PROBLEM DESCRIPTION: Render the rows from the first line through the line holding "data-point-top5-fine-tune [214, 191, 220, 198]", inclusive, as a JSON list of strings, one string per line and blank lines omitted.
● ● ● ● ●
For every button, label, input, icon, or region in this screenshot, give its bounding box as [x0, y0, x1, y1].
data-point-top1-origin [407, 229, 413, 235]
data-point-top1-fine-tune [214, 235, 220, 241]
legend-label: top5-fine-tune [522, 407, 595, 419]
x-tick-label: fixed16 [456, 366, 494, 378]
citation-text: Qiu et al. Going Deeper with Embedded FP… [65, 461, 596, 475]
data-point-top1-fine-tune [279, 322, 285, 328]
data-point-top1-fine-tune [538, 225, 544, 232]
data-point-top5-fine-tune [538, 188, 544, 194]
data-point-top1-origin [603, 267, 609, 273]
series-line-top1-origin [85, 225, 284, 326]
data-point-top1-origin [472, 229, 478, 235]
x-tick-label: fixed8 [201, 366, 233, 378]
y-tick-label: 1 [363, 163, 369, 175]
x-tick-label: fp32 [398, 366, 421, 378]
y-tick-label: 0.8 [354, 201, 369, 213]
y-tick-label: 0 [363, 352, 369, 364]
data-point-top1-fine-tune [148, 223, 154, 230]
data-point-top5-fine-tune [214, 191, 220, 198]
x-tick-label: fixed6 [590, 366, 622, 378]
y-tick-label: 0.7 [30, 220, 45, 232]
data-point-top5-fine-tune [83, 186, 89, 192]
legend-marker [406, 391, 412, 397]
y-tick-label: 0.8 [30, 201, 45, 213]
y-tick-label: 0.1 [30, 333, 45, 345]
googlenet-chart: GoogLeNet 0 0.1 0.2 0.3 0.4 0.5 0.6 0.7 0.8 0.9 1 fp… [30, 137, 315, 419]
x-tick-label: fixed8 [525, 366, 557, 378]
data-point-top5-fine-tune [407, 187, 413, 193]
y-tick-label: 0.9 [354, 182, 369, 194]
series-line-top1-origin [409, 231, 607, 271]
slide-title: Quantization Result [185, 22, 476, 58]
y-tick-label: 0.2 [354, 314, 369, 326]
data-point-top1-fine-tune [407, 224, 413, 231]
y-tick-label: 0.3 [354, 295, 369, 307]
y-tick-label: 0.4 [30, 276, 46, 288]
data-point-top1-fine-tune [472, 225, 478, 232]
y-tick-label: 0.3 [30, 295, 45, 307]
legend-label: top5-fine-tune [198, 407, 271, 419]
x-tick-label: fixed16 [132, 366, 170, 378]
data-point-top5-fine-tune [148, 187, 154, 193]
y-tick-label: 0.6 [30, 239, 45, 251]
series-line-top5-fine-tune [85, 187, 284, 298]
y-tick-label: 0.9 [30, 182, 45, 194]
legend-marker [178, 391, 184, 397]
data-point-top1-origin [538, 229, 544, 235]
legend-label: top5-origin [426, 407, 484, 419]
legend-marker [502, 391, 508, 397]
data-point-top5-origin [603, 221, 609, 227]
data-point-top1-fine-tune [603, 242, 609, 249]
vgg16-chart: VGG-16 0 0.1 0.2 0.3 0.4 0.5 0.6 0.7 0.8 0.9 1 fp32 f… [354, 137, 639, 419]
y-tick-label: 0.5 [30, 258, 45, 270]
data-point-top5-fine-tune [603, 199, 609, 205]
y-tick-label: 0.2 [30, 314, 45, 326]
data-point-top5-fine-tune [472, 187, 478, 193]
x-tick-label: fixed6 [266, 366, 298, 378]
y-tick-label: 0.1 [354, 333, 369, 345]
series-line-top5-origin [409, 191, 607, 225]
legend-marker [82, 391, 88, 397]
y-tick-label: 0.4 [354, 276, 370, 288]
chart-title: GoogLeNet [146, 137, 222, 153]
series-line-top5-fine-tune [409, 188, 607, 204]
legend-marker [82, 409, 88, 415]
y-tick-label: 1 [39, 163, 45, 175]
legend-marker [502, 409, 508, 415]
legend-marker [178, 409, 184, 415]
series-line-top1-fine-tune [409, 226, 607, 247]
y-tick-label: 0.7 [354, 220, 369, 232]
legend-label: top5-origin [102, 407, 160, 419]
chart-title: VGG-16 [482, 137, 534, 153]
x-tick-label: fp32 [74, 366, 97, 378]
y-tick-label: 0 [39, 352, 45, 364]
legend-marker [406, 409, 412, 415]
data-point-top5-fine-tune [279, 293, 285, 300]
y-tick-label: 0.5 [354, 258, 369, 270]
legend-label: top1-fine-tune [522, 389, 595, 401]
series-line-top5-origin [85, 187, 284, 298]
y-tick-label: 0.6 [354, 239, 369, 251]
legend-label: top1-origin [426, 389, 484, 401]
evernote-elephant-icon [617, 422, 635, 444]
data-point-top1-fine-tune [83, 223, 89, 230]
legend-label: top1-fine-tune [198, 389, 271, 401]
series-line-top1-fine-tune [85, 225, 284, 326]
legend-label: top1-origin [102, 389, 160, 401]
● ● ● ● ●
TASK OUTPUT:
[
  "For every button, label, input, icon, or region in this screenshot, give its bounding box as [x0, y0, x1, y1].",
  "data-point-top1-origin [407, 229, 413, 235]",
  "data-point-top1-fine-tune [214, 235, 220, 241]",
  "legend-label: top5-fine-tune [522, 407, 595, 419]",
  "x-tick-label: fixed16 [456, 366, 494, 378]",
  "citation-text: Qiu et al. Going Deeper with Embedded FP… [65, 461, 596, 475]",
  "data-point-top1-fine-tune [279, 322, 285, 328]",
  "data-point-top1-fine-tune [538, 225, 544, 232]",
  "data-point-top5-fine-tune [538, 188, 544, 194]",
  "data-point-top1-origin [603, 267, 609, 273]",
  "series-line-top1-origin [85, 225, 284, 326]",
  "data-point-top1-origin [472, 229, 478, 235]",
  "x-tick-label: fixed8 [201, 366, 233, 378]",
  "y-tick-label: 1 [363, 163, 369, 175]",
  "x-tick-label: fp32 [398, 366, 421, 378]",
  "y-tick-label: 0.8 [354, 201, 369, 213]",
  "y-tick-label: 0 [363, 352, 369, 364]",
  "data-point-top1-fine-tune [148, 223, 154, 230]",
  "data-point-top5-fine-tune [214, 191, 220, 198]"
]